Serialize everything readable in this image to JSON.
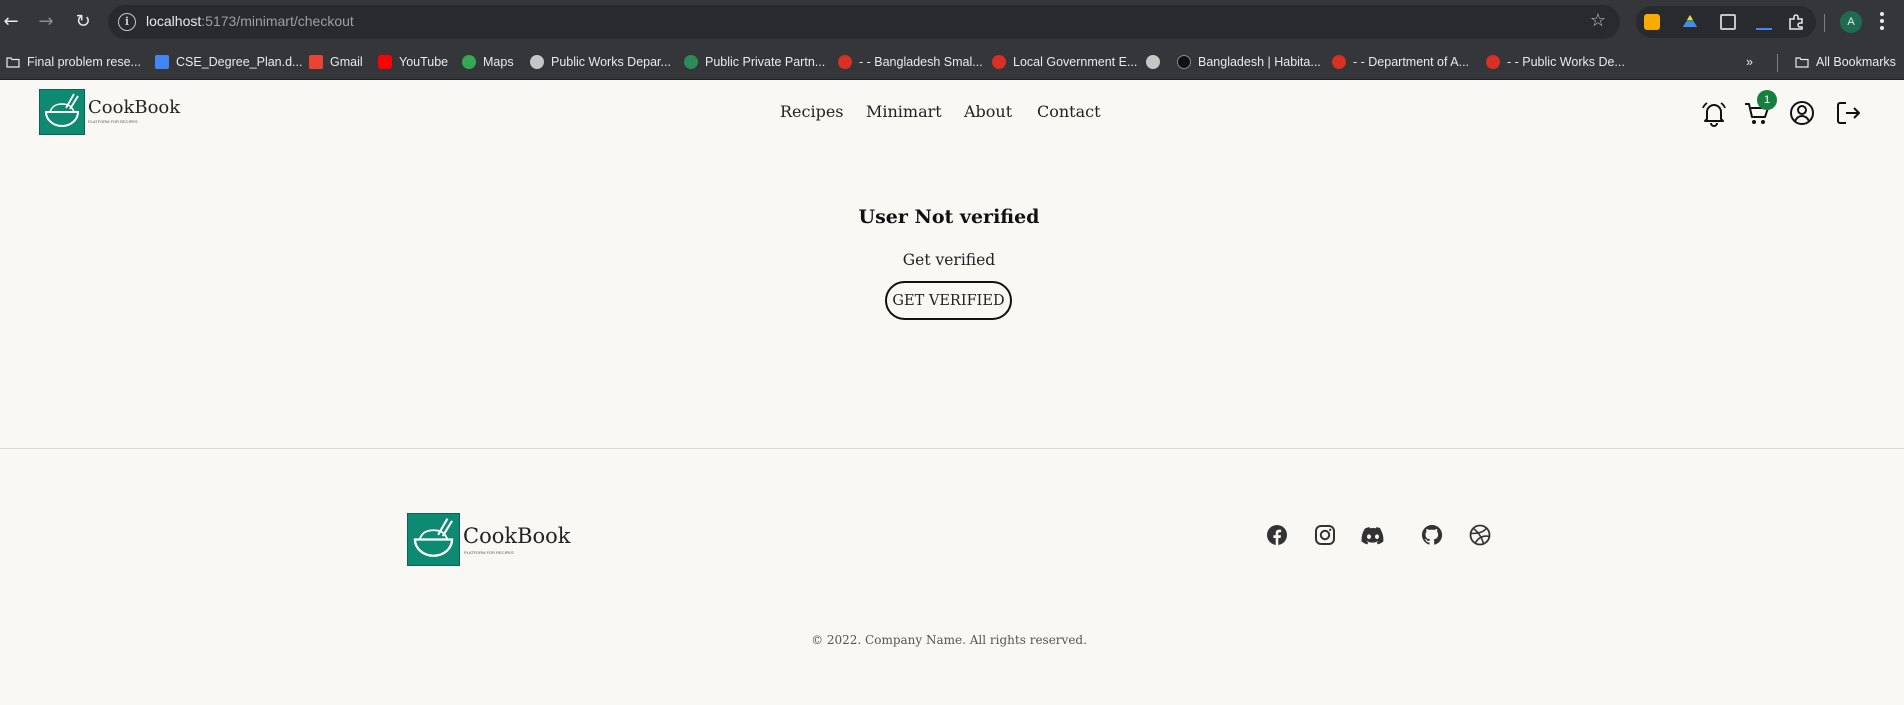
{
  "browser": {
    "url_host": "localhost",
    "url_path": ":5173/minimart/checkout",
    "profile_initial": "A",
    "bookmarks": [
      "Final problem rese...",
      "CSE_Degree_Plan.d...",
      "Gmail",
      "YouTube",
      "Maps",
      "Public Works Depar...",
      "Public Private Partn...",
      "- - Bangladesh Smal...",
      "Local Government E...",
      "Bangladesh | Habita...",
      "- - Department of A...",
      "- - Public Works De..."
    ],
    "all_bookmarks": "All Bookmarks"
  },
  "header": {
    "logo_text": "CookBook",
    "logo_tagline": "PLATFORM FOR RECIPES",
    "nav": [
      "Recipes",
      "Minimart",
      "About",
      "Contact"
    ],
    "cart_count": "1"
  },
  "main": {
    "title": "User Not verified",
    "subtitle": "Get verified",
    "button_label": "GET VERIFIED"
  },
  "footer": {
    "logo_text": "CookBook",
    "logo_tagline": "PLATFORM FOR RECIPES",
    "social_icons": [
      "facebook-icon",
      "instagram-icon",
      "discord-icon",
      "github-icon",
      "dribbble-icon"
    ],
    "copyright": "© 2022. Company Name. All rights reserved."
  },
  "colors": {
    "page_bg": "#faf8f5",
    "brand": "#0e8a73",
    "badge": "#15803d",
    "chrome": "#35363a"
  }
}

------

Select the lines from the entries that include the word "Bangladesh".

      "- - Bangladesh Smal...",
      "Bangladesh | Habita...",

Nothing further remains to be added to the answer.